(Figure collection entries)
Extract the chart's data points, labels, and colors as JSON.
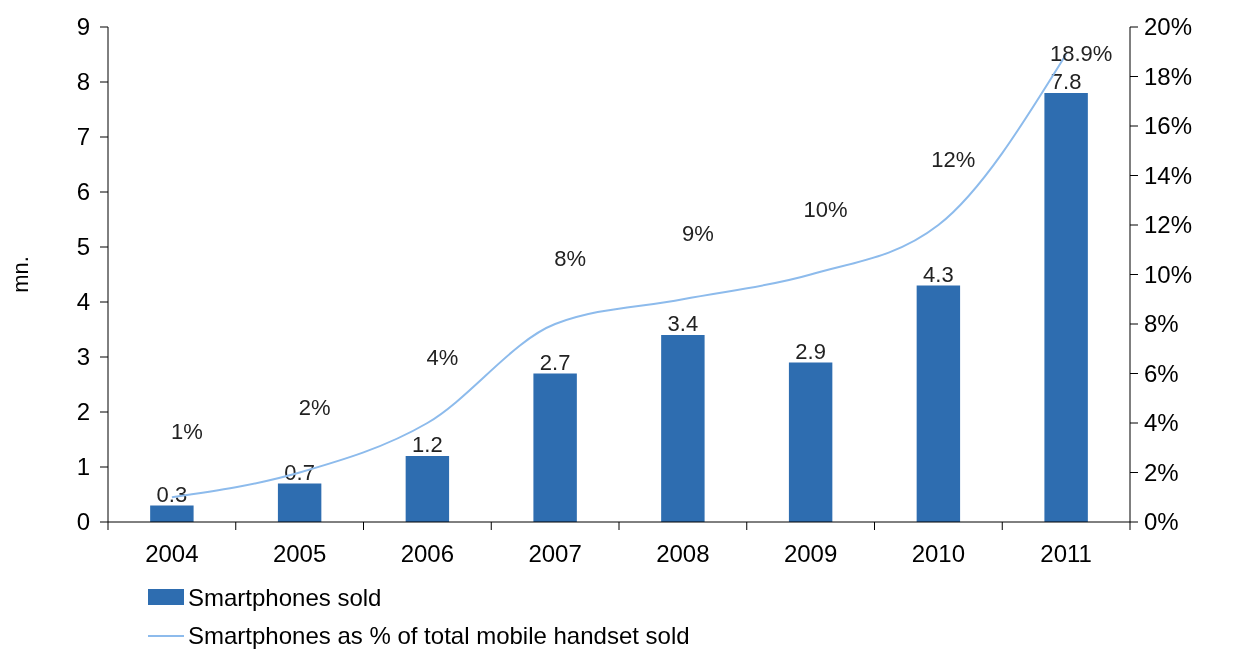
{
  "chart_data": {
    "type": "bar",
    "ylabel": "mn.",
    "categories": [
      "2004",
      "2005",
      "2006",
      "2007",
      "2008",
      "2009",
      "2010",
      "2011"
    ],
    "series": [
      {
        "name": "Smartphones sold",
        "color": "#2e6db0",
        "values": [
          0.3,
          0.7,
          1.2,
          2.7,
          3.4,
          2.9,
          4.3,
          7.8
        ],
        "value_labels": [
          "0.3",
          "0.7",
          "1.2",
          "2.7",
          "3.4",
          "2.9",
          "4.3",
          "7.8"
        ]
      },
      {
        "name": "Smartphones as % of total mobile handset sold",
        "type": "line",
        "axis": "y2",
        "color": "#8dbbec",
        "values": [
          1,
          2,
          4,
          8,
          9,
          10,
          12,
          18.9
        ],
        "value_labels": [
          "1%",
          "2%",
          "4%",
          "8%",
          "9%",
          "10%",
          "12%",
          "18.9%"
        ]
      }
    ],
    "ylim": [
      0,
      9
    ],
    "yticks": [
      0,
      1,
      2,
      3,
      4,
      5,
      6,
      7,
      8,
      9
    ],
    "y2lim": [
      0,
      20
    ],
    "y2ticks": [
      {
        "value": 0,
        "label": "0%"
      },
      {
        "value": 2,
        "label": "2%"
      },
      {
        "value": 4,
        "label": "4%"
      },
      {
        "value": 6,
        "label": "6%"
      },
      {
        "value": 8,
        "label": "8%"
      },
      {
        "value": 10,
        "label": "10%"
      },
      {
        "value": 12,
        "label": "12%"
      },
      {
        "value": 14,
        "label": "14%"
      },
      {
        "value": 16,
        "label": "16%"
      },
      {
        "value": 18,
        "label": "18%"
      },
      {
        "value": 20,
        "label": "20%"
      }
    ],
    "grid": false,
    "legend": "bottom left"
  }
}
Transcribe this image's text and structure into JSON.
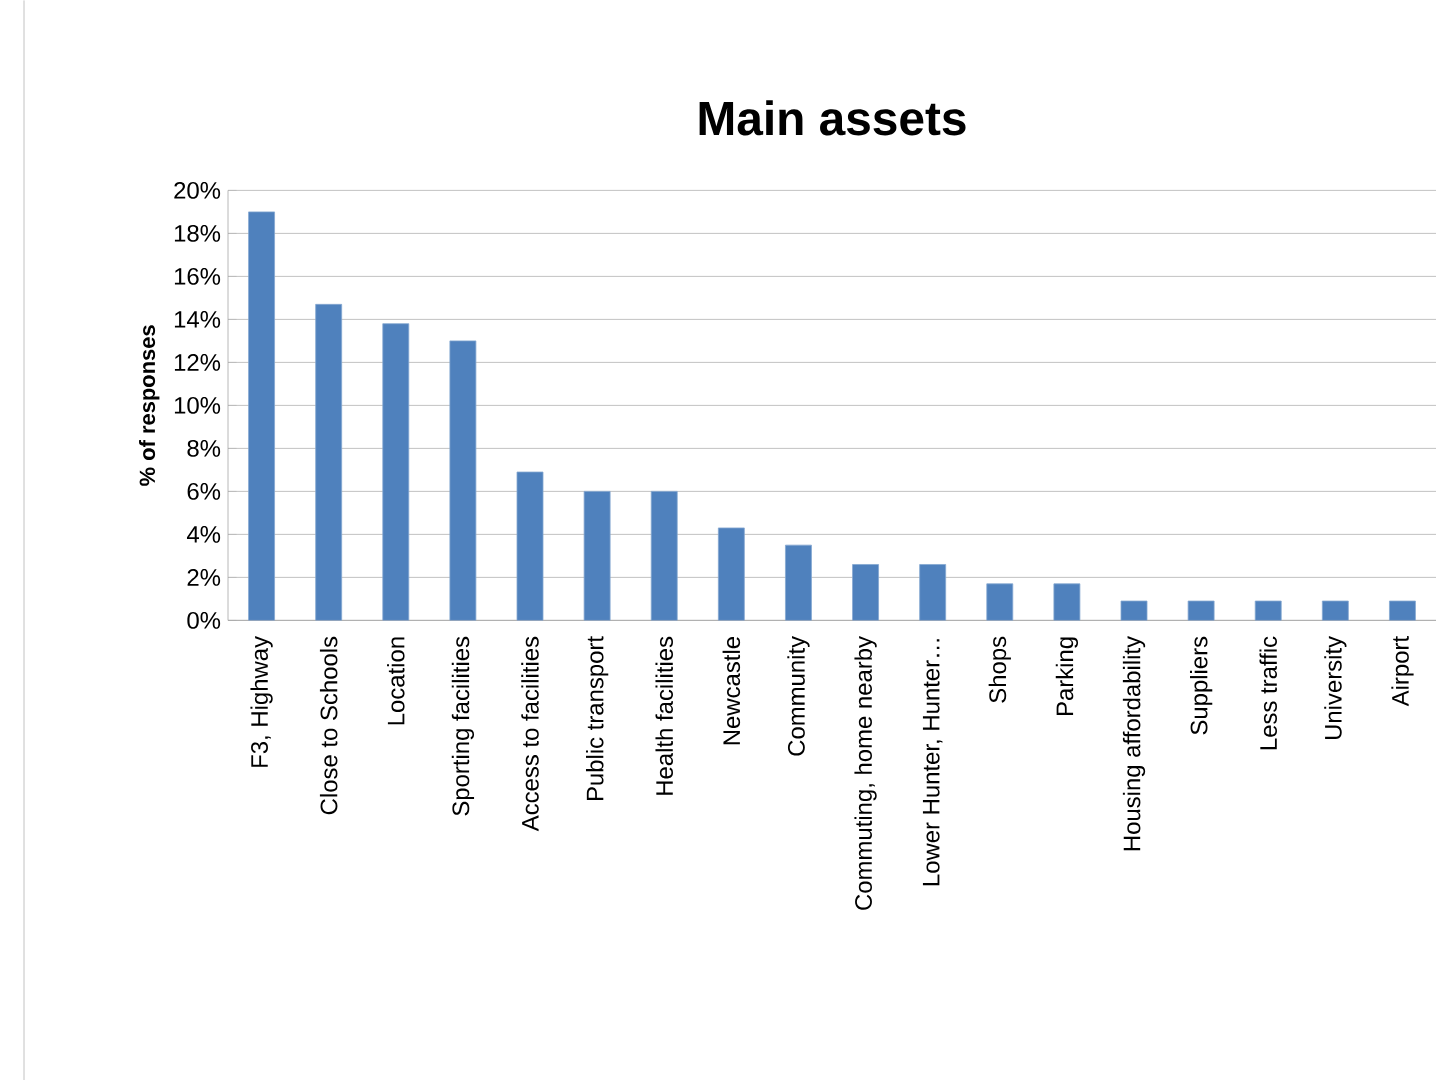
{
  "chart_data": {
    "type": "bar",
    "title": "Main assets",
    "ylabel": "% of responses",
    "categories": [
      "F3, Highway",
      "Close to Schools",
      "Location",
      "Sporting facilities",
      "Access to facilities",
      "Public transport",
      "Health facilities",
      "Newcastle",
      "Community",
      "Commuting, home nearby",
      "Lower Hunter, Hunter…",
      "Shops",
      "Parking",
      "Housing affordability",
      "Suppliers",
      "Less traffic",
      "University",
      "Airport"
    ],
    "values": [
      19,
      14.7,
      13.8,
      13,
      6.9,
      6,
      6,
      4.3,
      3.5,
      2.6,
      2.6,
      1.7,
      1.7,
      0.9,
      0.9,
      0.9,
      0.9,
      0.9
    ],
    "color": "#4f81bd",
    "ylim": [
      0,
      20
    ],
    "yticks": [
      {
        "value": 0,
        "label": "0%"
      },
      {
        "value": 2,
        "label": "2%"
      },
      {
        "value": 4,
        "label": "4%"
      },
      {
        "value": 6,
        "label": "6%"
      },
      {
        "value": 8,
        "label": "8%"
      },
      {
        "value": 10,
        "label": "10%"
      },
      {
        "value": 12,
        "label": "12%"
      },
      {
        "value": 14,
        "label": "14%"
      },
      {
        "value": 16,
        "label": "16%"
      },
      {
        "value": 18,
        "label": "18%"
      },
      {
        "value": 20,
        "label": "20%"
      }
    ],
    "grid": "y"
  }
}
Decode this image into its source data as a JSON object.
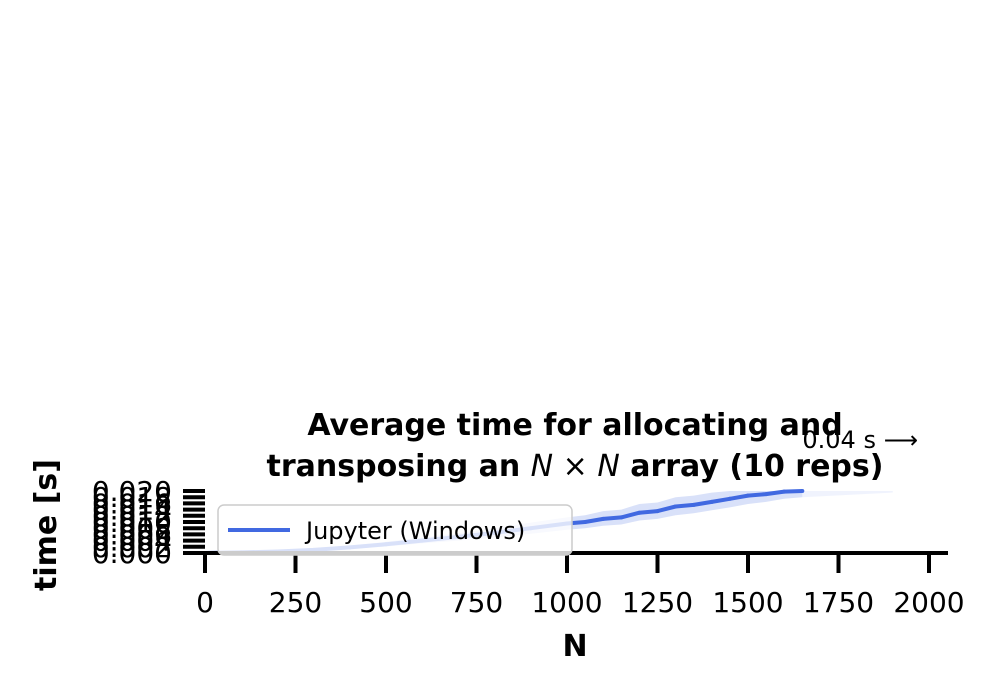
{
  "chart_data": {
    "type": "line",
    "title_line1": "Average time for allocating and",
    "title_line2_pre": "transposing an ",
    "title_line2_math": "N × N",
    "title_line2_post": " array (10 reps)",
    "xlabel": "N",
    "ylabel": "time [s]",
    "xlim": [
      0,
      2000
    ],
    "ylim": [
      0,
      0.02
    ],
    "x_ticks": [
      "0",
      "250",
      "500",
      "750",
      "1000",
      "1250",
      "1500",
      "1750",
      "2000"
    ],
    "x_tick_values": [
      0,
      250,
      500,
      750,
      1000,
      1250,
      1500,
      1750,
      2000
    ],
    "y_ticks": [
      "0.000",
      "0.002",
      "0.004",
      "0.006",
      "0.008",
      "0.010",
      "0.012",
      "0.014",
      "0.016",
      "0.018",
      "0.020"
    ],
    "y_tick_values": [
      0,
      0.002,
      0.004,
      0.006,
      0.008,
      0.01,
      0.012,
      0.014,
      0.016,
      0.018,
      0.02
    ],
    "annotation": "0.04 s ⟶",
    "grid": false,
    "legend_position": "lower-left",
    "series": [
      {
        "name": "Jupyter (Windows)",
        "color": "#4169e1",
        "x": [
          0,
          100,
          200,
          300,
          400,
          500,
          600,
          700,
          800,
          900,
          1000,
          1050,
          1100,
          1150,
          1200,
          1250,
          1300,
          1350,
          1400,
          1450,
          1500,
          1550,
          1600,
          1650
        ],
        "y": [
          0.0,
          0.0002,
          0.0005,
          0.001,
          0.0018,
          0.0028,
          0.004,
          0.0052,
          0.0065,
          0.008,
          0.0095,
          0.01,
          0.011,
          0.0115,
          0.013,
          0.0135,
          0.015,
          0.0155,
          0.0165,
          0.0175,
          0.0185,
          0.019,
          0.0198,
          0.02
        ],
        "band_low": [
          0.0,
          0.0001,
          0.0003,
          0.0007,
          0.0013,
          0.0021,
          0.0031,
          0.004,
          0.005,
          0.0062,
          0.0075,
          0.008,
          0.0088,
          0.0092,
          0.0105,
          0.011,
          0.0122,
          0.0128,
          0.0138,
          0.0147,
          0.0158,
          0.0165,
          0.0175,
          0.018
        ],
        "band_high": [
          0.0001,
          0.0004,
          0.0008,
          0.0014,
          0.0024,
          0.0036,
          0.005,
          0.0064,
          0.008,
          0.0098,
          0.0115,
          0.0122,
          0.0135,
          0.014,
          0.0158,
          0.0163,
          0.018,
          0.0185,
          0.0195,
          0.02,
          0.02,
          0.02,
          0.02,
          0.02
        ]
      }
    ]
  }
}
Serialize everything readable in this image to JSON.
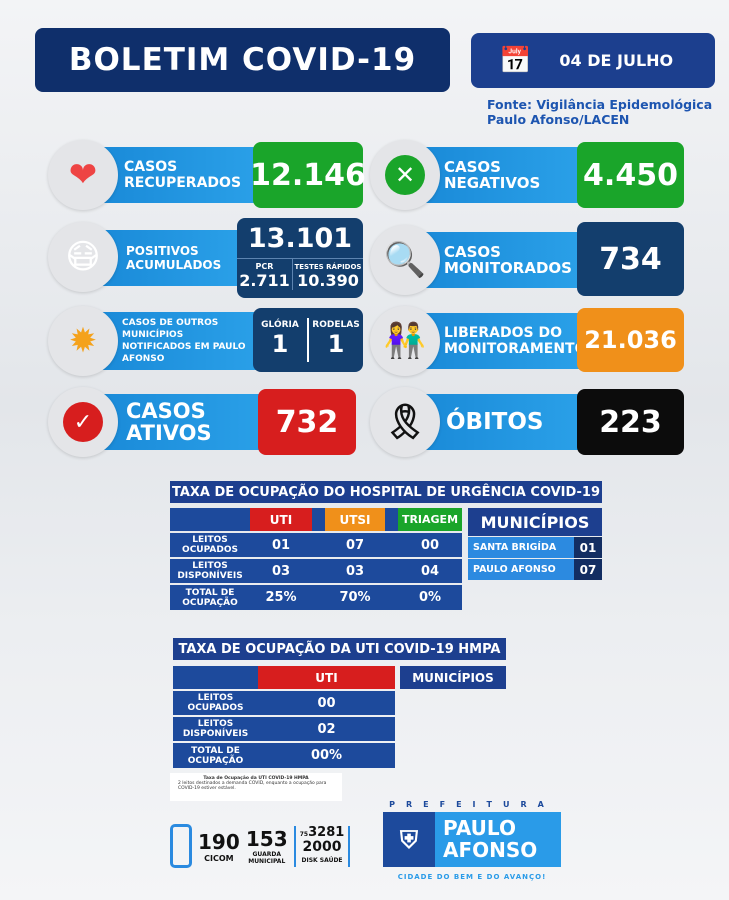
{
  "header": {
    "title": "BOLETIM COVID-19",
    "date": "04 DE JULHO",
    "source_line1": "Fonte: Vigilância Epidemológica",
    "source_line2": "Paulo Afonso/LACEN"
  },
  "cards": {
    "recuperados": {
      "label": "CASOS RECUPERADOS",
      "value": "12.146"
    },
    "negativos": {
      "label": "CASOS NEGATIVOS",
      "value": "4.450"
    },
    "positivos": {
      "label": "POSITIVOS ACUMULADOS",
      "value": "13.101",
      "pcr_label": "PCR",
      "pcr": "2.711",
      "rapidos_label": "TESTES RÁPIDOS",
      "rapidos": "10.390"
    },
    "monitorados": {
      "label": "CASOS MONITORADOS",
      "value": "734"
    },
    "outros": {
      "label": "CASOS DE OUTROS MUNICÍPIOS NOTIFICADOS EM PAULO AFONSO",
      "m1": "GLÓRIA",
      "v1": "1",
      "m2": "RODELAS",
      "v2": "1"
    },
    "liberados": {
      "label": "LIBERADOS DO MONITORAMENTO",
      "value": "21.036"
    },
    "ativos": {
      "label": "CASOS ATIVOS",
      "value": "732"
    },
    "obitos": {
      "label": "ÓBITOS",
      "value": "223"
    }
  },
  "hospital": {
    "title": "TAXA DE OCUPAÇÃO DO HOSPITAL DE URGÊNCIA COVID-19",
    "columns": [
      "UTI",
      "UTSI",
      "TRIAGEM"
    ],
    "rows": [
      {
        "label": "LEITOS OCUPADOS",
        "values": [
          "01",
          "07",
          "00"
        ]
      },
      {
        "label": "LEITOS DISPONÍVEIS",
        "values": [
          "03",
          "03",
          "04"
        ]
      },
      {
        "label": "TOTAL DE OCUPAÇÃO",
        "values": [
          "25%",
          "70%",
          "0%"
        ]
      }
    ],
    "municipios_title": "MUNICÍPIOS",
    "municipios": [
      {
        "name": "SANTA BRIGÍDA",
        "value": "01"
      },
      {
        "name": "PAULO AFONSO",
        "value": "07"
      }
    ]
  },
  "uti": {
    "title": "TAXA DE OCUPAÇÃO DA UTI COVID-19 HMPA",
    "column": "UTI",
    "municipios_title": "MUNICÍPIOS",
    "rows": [
      {
        "label": "LEITOS OCUPADOS",
        "value": "00"
      },
      {
        "label": "LEITOS DISPONÍVEIS",
        "value": "02"
      },
      {
        "label": "TOTAL DE OCUPAÇÃO",
        "value": "00%"
      }
    ]
  },
  "note": {
    "title": "Taxa de Ocupação da UTI COVID-19 HMPA",
    "text": "2 leitos destinados a demanda COVID, enquanto a ocupação para COVID-19 estiver estável."
  },
  "footer": {
    "n1": "190",
    "l1": "CICOM",
    "n2": "153",
    "l2": "GUARDA MUNICIPAL",
    "ddd": "75",
    "n3a": "3281",
    "n3b": "2000",
    "l3": "DISK SAÚDE",
    "pref": "PREFEITURA",
    "city1": "PAULO",
    "city2": "AFONSO",
    "slogan": "CIDADE DO BEM E DO AVANÇO!"
  },
  "colors": {
    "navy": "#0f2f6b",
    "blue": "#1d4a9c",
    "green": "#1aa52a",
    "orange": "#f0901a",
    "red": "#d71e1e"
  }
}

• TASK INSTRUCTIONS:
Work out how many lines in the records above contain the word "JSON", and give only that number.

• REPLY TO THE TASK:
4